[Given data start]

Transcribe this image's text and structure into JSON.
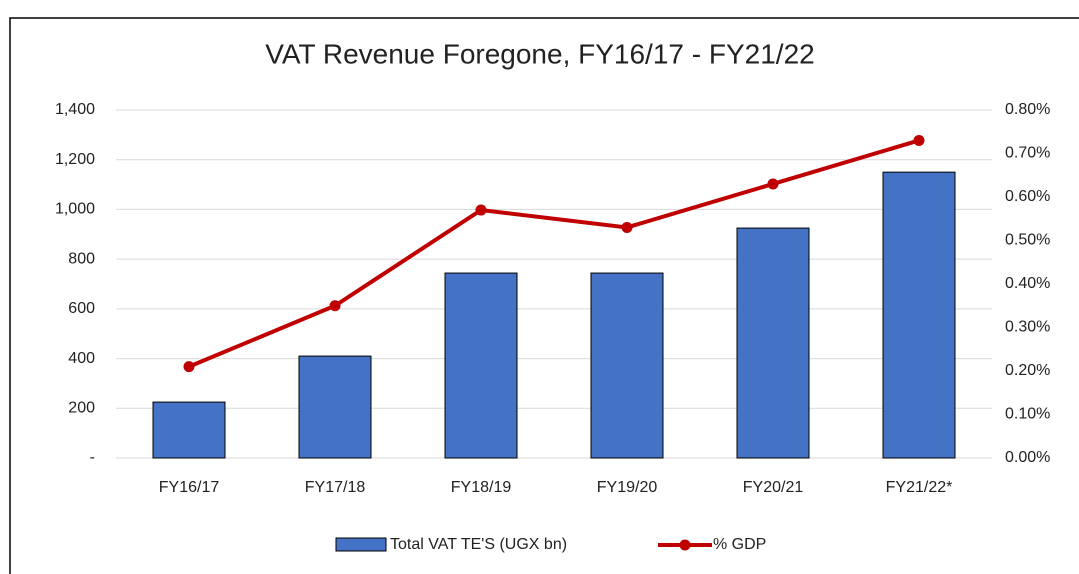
{
  "chart_data": {
    "type": "bar_line",
    "title": "VAT Revenue Foregone, FY16/17 - FY21/22",
    "categories": [
      "FY16/17",
      "FY17/18",
      "FY18/19",
      "FY19/20",
      "FY20/21",
      "FY21/22*"
    ],
    "series": [
      {
        "name": "Total VAT TE'S (UGX bn)",
        "color": "#4472c4",
        "type": "bar",
        "values": [
          225,
          410,
          744,
          744,
          925,
          1150
        ]
      },
      {
        "name": "% GDP",
        "color": "#c00000",
        "type": "line",
        "axis": "y2",
        "values": [
          0.21,
          0.35,
          0.57,
          0.53,
          0.63,
          0.73
        ]
      }
    ],
    "ylim": [
      0,
      1400
    ],
    "yticks": [
      {
        "value": 0,
        "label": "-"
      },
      200,
      400,
      600,
      800,
      {
        "value": 1000,
        "label": "1,000"
      },
      {
        "value": 1200,
        "label": "1,200"
      },
      {
        "value": 1400,
        "label": "1,400"
      }
    ],
    "y2lim": [
      0,
      0.8
    ],
    "y2ticks": [
      {
        "value": 0,
        "label": "0.00%"
      },
      {
        "value": 0.1,
        "label": "0.10%"
      },
      {
        "value": 0.2,
        "label": "0.20%"
      },
      {
        "value": 0.3,
        "label": "0.30%"
      },
      {
        "value": 0.4,
        "label": "0.40%"
      },
      {
        "value": 0.5,
        "label": "0.50%"
      },
      {
        "value": 0.6,
        "label": "0.60%"
      },
      {
        "value": 0.7,
        "label": "0.70%"
      },
      {
        "value": 0.8,
        "label": "0.80%"
      }
    ],
    "grid": true,
    "legend": "bottom"
  }
}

[Given data end]

### Task requirements
Every record must be copied exactly, with images dropped from the result.

### Correct answer
Transcribe this image's text and structure into JSON.
{
  "chart_data": {
    "type": "bar_line",
    "title": "VAT Revenue Foregone, FY16/17 - FY21/22",
    "categories": [
      "FY16/17",
      "FY17/18",
      "FY18/19",
      "FY19/20",
      "FY20/21",
      "FY21/22*"
    ],
    "series": [
      {
        "name": "Total VAT TE'S (UGX bn)",
        "color": "#4472c4",
        "type": "bar",
        "values": [
          225,
          410,
          744,
          744,
          925,
          1150
        ]
      },
      {
        "name": "% GDP",
        "color": "#c00000",
        "type": "line",
        "axis": "y2",
        "values": [
          0.21,
          0.35,
          0.57,
          0.53,
          0.63,
          0.73
        ]
      }
    ],
    "ylim": [
      0,
      1400
    ],
    "yticks": [
      {
        "value": 0,
        "label": "-"
      },
      200,
      400,
      600,
      800,
      {
        "value": 1000,
        "label": "1,000"
      },
      {
        "value": 1200,
        "label": "1,200"
      },
      {
        "value": 1400,
        "label": "1,400"
      }
    ],
    "y2lim": [
      0,
      0.8
    ],
    "y2ticks": [
      {
        "value": 0,
        "label": "0.00%"
      },
      {
        "value": 0.1,
        "label": "0.10%"
      },
      {
        "value": 0.2,
        "label": "0.20%"
      },
      {
        "value": 0.3,
        "label": "0.30%"
      },
      {
        "value": 0.4,
        "label": "0.40%"
      },
      {
        "value": 0.5,
        "label": "0.50%"
      },
      {
        "value": 0.6,
        "label": "0.60%"
      },
      {
        "value": 0.7,
        "label": "0.70%"
      },
      {
        "value": 0.8,
        "label": "0.80%"
      }
    ],
    "grid": true,
    "legend": "bottom"
  }
}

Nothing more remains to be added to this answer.